→ What you need to do:
Below is a set of records; restate each one word for word.

→ Dataset excerpts:
-------
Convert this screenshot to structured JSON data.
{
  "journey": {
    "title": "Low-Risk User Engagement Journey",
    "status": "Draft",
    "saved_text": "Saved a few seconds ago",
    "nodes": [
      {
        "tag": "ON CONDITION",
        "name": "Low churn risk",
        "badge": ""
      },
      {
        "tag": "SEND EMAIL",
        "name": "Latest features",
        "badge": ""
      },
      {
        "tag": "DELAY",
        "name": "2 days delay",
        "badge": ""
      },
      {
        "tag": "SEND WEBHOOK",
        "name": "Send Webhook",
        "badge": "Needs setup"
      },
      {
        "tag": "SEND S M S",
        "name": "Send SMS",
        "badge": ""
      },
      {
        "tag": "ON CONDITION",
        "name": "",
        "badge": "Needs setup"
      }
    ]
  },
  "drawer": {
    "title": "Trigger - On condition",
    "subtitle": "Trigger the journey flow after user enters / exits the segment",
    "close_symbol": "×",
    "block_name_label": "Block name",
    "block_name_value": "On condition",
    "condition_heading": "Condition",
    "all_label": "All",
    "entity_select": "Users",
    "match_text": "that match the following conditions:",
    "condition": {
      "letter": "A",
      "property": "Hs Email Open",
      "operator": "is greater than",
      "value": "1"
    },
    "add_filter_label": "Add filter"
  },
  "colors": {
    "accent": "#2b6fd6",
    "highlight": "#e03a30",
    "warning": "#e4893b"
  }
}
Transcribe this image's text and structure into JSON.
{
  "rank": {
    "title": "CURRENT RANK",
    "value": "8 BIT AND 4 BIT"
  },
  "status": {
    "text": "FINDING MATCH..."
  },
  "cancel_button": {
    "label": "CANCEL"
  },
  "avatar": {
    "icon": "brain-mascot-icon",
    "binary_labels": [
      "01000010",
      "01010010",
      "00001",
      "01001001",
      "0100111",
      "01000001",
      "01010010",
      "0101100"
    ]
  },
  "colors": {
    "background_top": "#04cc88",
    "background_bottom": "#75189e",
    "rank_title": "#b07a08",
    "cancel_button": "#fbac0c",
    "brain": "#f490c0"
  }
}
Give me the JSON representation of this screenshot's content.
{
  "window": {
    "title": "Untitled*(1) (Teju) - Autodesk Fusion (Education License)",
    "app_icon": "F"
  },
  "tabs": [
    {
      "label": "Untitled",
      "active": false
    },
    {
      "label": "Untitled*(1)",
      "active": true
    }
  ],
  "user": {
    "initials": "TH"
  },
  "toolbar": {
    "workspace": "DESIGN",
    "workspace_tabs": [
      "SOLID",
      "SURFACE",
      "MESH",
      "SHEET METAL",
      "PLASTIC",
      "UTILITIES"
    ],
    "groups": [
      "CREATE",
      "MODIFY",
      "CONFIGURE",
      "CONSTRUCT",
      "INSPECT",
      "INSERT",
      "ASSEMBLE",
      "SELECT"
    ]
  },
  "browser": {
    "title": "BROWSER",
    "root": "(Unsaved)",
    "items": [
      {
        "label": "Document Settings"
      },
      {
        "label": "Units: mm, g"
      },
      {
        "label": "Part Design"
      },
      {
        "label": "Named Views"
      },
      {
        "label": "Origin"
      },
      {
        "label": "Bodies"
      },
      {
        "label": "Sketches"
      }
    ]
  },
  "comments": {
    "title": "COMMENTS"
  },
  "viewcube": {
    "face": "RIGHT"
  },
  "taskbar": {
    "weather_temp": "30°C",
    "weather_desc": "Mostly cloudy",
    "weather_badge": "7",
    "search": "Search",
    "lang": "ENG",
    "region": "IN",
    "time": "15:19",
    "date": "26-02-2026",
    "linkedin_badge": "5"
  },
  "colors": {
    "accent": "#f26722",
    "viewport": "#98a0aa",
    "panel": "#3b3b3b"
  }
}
-------
→ Response to the task:
Convert this screenshot to structured JSON data.
{
  "journey": {
    "title": "Low-Risk User Engagement Journey",
    "status": "Draft",
    "saved_text": "Saved a few seconds ago",
    "nodes": [
      {
        "tag": "ON CONDITION",
        "name": "Low churn risk",
        "badge": ""
      },
      {
        "tag": "SEND EMAIL",
        "name": "Latest features",
        "badge": ""
      },
      {
        "tag": "DELAY",
        "name": "2 days delay",
        "badge": ""
      },
      {
        "tag": "SEND WEBHOOK",
        "name": "Send Webhook",
        "badge": "Needs setup"
      },
      {
        "tag": "SEND S M S",
        "name": "Send SMS",
        "badge": ""
      },
      {
        "tag": "ON CONDITION",
        "name": "",
        "badge": "Needs setup"
      }
    ]
  },
  "drawer": {
    "title": "Trigger - On condition",
    "subtitle": "Trigger the journey flow after user enters / exits the segment",
    "close_symbol": "×",
    "block_name_label": "Block name",
    "block_name_value": "On condition",
    "condition_heading": "Condition",
    "all_label": "All",
    "entity_select": "Users",
    "match_text": "that match the following conditions:",
    "condition": {
      "letter": "A",
      "property": "Hs Email Open",
      "operator": "is greater than",
      "value": "1"
    },
    "add_filter_label": "Add filter"
  },
  "colors": {
    "accent": "#2b6fd6",
    "highlight": "#e03a30",
    "warning": "#e4893b"
  }
}
Transcribe this image's text and structure into JSON.
{
  "rank": {
    "title": "CURRENT RANK",
    "value": "8 BIT AND 4 BIT"
  },
  "status": {
    "text": "FINDING MATCH..."
  },
  "cancel_button": {
    "label": "CANCEL"
  },
  "avatar": {
    "icon": "brain-mascot-icon",
    "binary_labels": [
      "01000010",
      "01010010",
      "00001",
      "01001001",
      "0100111",
      "01000001",
      "01010010",
      "0101100"
    ]
  },
  "colors": {
    "background_top": "#04cc88",
    "background_bottom": "#75189e",
    "rank_title": "#b07a08",
    "cancel_button": "#fbac0c",
    "brain": "#f490c0"
  }
}
Give me the JSON representation of this screenshot's content.
{
  "window": {
    "title": "Untitled*(1) (Teju) - Autodesk Fusion (Education License)",
    "app_icon": "F"
  },
  "tabs": [
    {
      "label": "Untitled",
      "active": false
    },
    {
      "label": "Untitled*(1)",
      "active": true
    }
  ],
  "user": {
    "initials": "TH"
  },
  "toolbar": {
    "workspace": "DESIGN",
    "workspace_tabs": [
      "SOLID",
      "SURFACE",
      "MESH",
      "SHEET METAL",
      "PLASTIC",
      "UTILITIES"
    ],
    "groups": [
      "CREATE",
      "MODIFY",
      "CONFIGURE",
      "CONSTRUCT",
      "INSPECT",
      "INSERT",
      "ASSEMBLE",
      "SELECT"
    ]
  },
  "browser": {
    "title": "BROWSER",
    "root": "(Unsaved)",
    "items": [
      {
        "label": "Document Settings"
      },
      {
        "label": "Units: mm, g"
      },
      {
        "label": "Part Design"
      },
      {
        "label": "Named Views"
      },
      {
        "label": "Origin"
      },
      {
        "label": "Bodies"
      },
      {
        "label": "Sketches"
      }
    ]
  },
  "comments": {
    "title": "COMMENTS"
  },
  "viewcube": {
    "face": "RIGHT"
  },
  "taskbar": {
    "weather_temp": "30°C",
    "weather_desc": "Mostly cloudy",
    "weather_badge": "7",
    "search": "Search",
    "lang": "ENG",
    "region": "IN",
    "time": "15:19",
    "date": "26-02-2026",
    "linkedin_badge": "5"
  },
  "colors": {
    "accent": "#f26722",
    "viewport": "#98a0aa",
    "panel": "#3b3b3b"
  }
}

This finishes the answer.